◆ **Exercise details**
Transcribe every entry word for word, but skip the images.
##### Source data
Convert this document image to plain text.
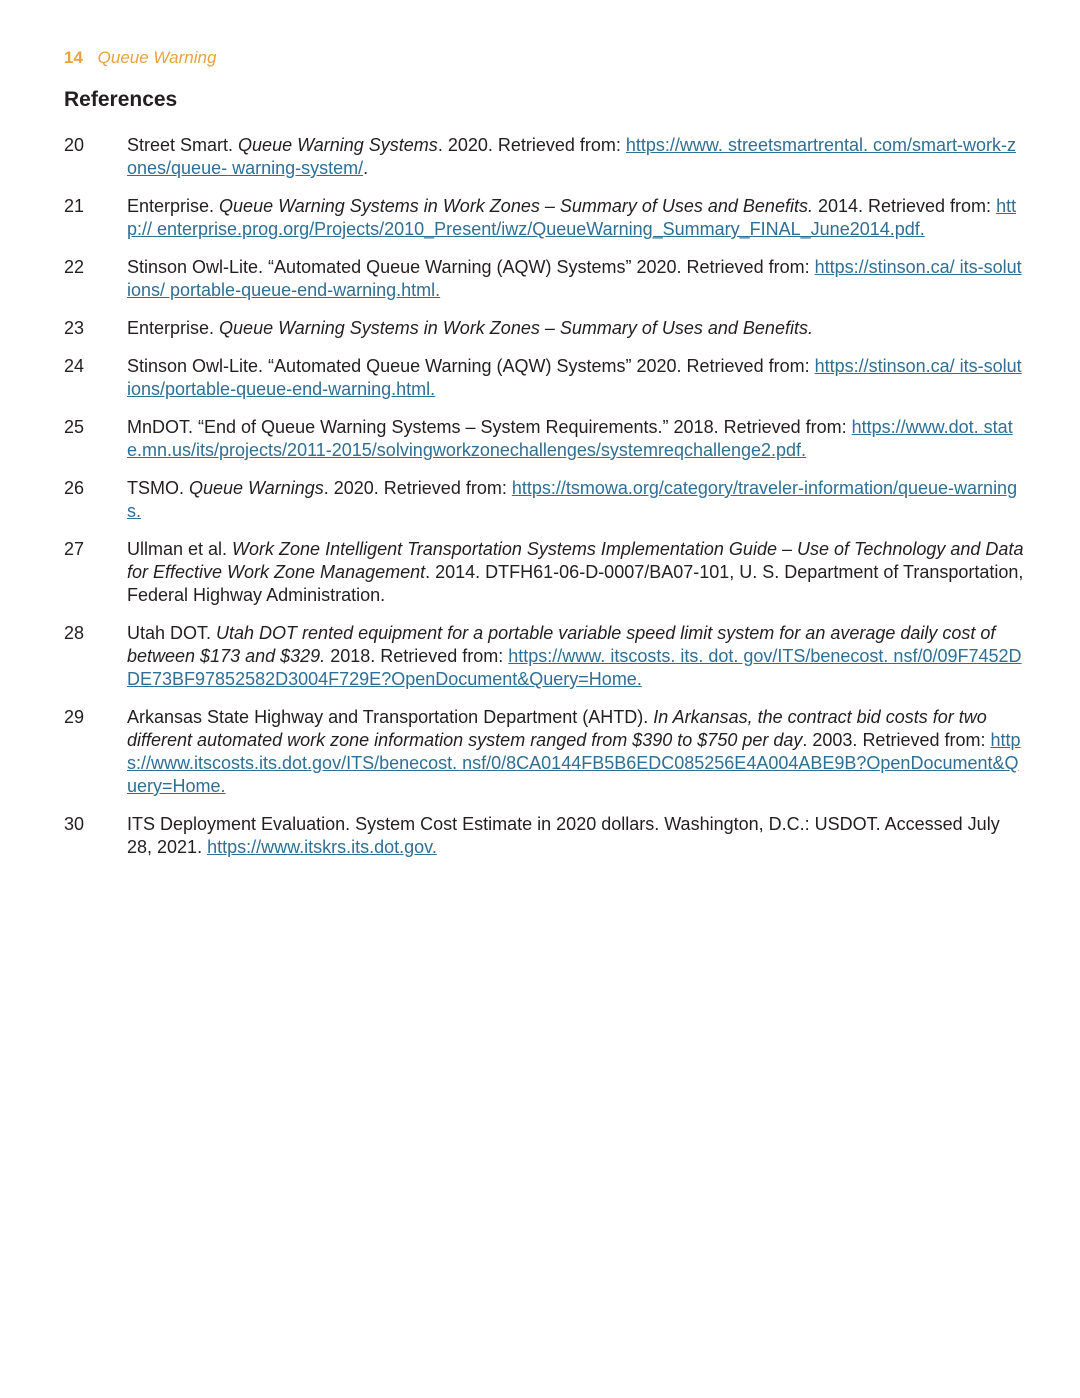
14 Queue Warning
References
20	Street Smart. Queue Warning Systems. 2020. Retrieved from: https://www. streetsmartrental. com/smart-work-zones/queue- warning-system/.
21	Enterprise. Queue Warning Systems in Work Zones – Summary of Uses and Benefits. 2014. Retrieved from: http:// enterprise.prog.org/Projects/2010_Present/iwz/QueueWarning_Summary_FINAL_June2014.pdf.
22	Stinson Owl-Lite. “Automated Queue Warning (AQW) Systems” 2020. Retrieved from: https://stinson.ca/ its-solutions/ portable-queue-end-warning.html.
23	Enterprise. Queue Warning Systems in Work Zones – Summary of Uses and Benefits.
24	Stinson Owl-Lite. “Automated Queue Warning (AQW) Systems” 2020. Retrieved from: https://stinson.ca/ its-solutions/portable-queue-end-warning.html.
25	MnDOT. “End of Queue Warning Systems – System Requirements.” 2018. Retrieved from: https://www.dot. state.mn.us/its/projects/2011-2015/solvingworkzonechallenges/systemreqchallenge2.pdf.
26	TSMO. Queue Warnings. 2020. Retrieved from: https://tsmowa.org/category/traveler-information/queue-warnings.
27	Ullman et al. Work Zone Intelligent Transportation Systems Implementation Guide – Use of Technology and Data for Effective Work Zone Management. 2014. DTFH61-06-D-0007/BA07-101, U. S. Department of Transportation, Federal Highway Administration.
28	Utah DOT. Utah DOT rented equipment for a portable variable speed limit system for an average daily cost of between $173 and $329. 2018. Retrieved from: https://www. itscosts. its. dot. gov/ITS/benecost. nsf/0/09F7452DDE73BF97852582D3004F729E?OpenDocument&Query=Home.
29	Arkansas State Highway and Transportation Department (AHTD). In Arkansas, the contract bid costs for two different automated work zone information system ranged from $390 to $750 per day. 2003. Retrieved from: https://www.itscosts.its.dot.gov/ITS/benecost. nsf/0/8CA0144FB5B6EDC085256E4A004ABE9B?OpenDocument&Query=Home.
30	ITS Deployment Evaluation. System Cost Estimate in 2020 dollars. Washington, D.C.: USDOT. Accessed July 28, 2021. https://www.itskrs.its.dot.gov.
##########
◆ **Solution**
Convert this document image to plain text.
14 Queue Warning
References
20	Street Smart. Queue Warning Systems. 2020. Retrieved from: https://www. streetsmartrental. com/smart-work-zones/queue- warning-system/.
21	Enterprise. Queue Warning Systems in Work Zones – Summary of Uses and Benefits. 2014. Retrieved from: http:// enterprise.prog.org/Projects/2010_Present/iwz/QueueWarning_Summary_FINAL_June2014.pdf.
22	Stinson Owl-Lite. “Automated Queue Warning (AQW) Systems” 2020. Retrieved from: https://stinson.ca/ its-solutions/ portable-queue-end-warning.html.
23	Enterprise. Queue Warning Systems in Work Zones – Summary of Uses and Benefits.
24	Stinson Owl-Lite. “Automated Queue Warning (AQW) Systems” 2020. Retrieved from: https://stinson.ca/ its-solutions/portable-queue-end-warning.html.
25	MnDOT. “End of Queue Warning Systems – System Requirements.” 2018. Retrieved from: https://www.dot. state.mn.us/its/projects/2011-2015/solvingworkzonechallenges/systemreqchallenge2.pdf.
26	TSMO. Queue Warnings. 2020. Retrieved from: https://tsmowa.org/category/traveler-information/queue-warnings.
27	Ullman et al. Work Zone Intelligent Transportation Systems Implementation Guide – Use of Technology and Data for Effective Work Zone Management. 2014. DTFH61-06-D-0007/BA07-101, U. S. Department of Transportation, Federal Highway Administration.
28	Utah DOT. Utah DOT rented equipment for a portable variable speed limit system for an average daily cost of between $173 and $329. 2018. Retrieved from: https://www. itscosts. its. dot. gov/ITS/benecost. nsf/0/09F7452DDE73BF97852582D3004F729E?OpenDocument&Query=Home.
29	Arkansas State Highway and Transportation Department (AHTD). In Arkansas, the contract bid costs for two different automated work zone information system ranged from $390 to $750 per day. 2003. Retrieved from: https://www.itscosts.its.dot.gov/ITS/benecost. nsf/0/8CA0144FB5B6EDC085256E4A004ABE9B?OpenDocument&Query=Home.
30	ITS Deployment Evaluation. System Cost Estimate in 2020 dollars. Washington, D.C.: USDOT. Accessed July 28, 2021. https://www.itskrs.its.dot.gov.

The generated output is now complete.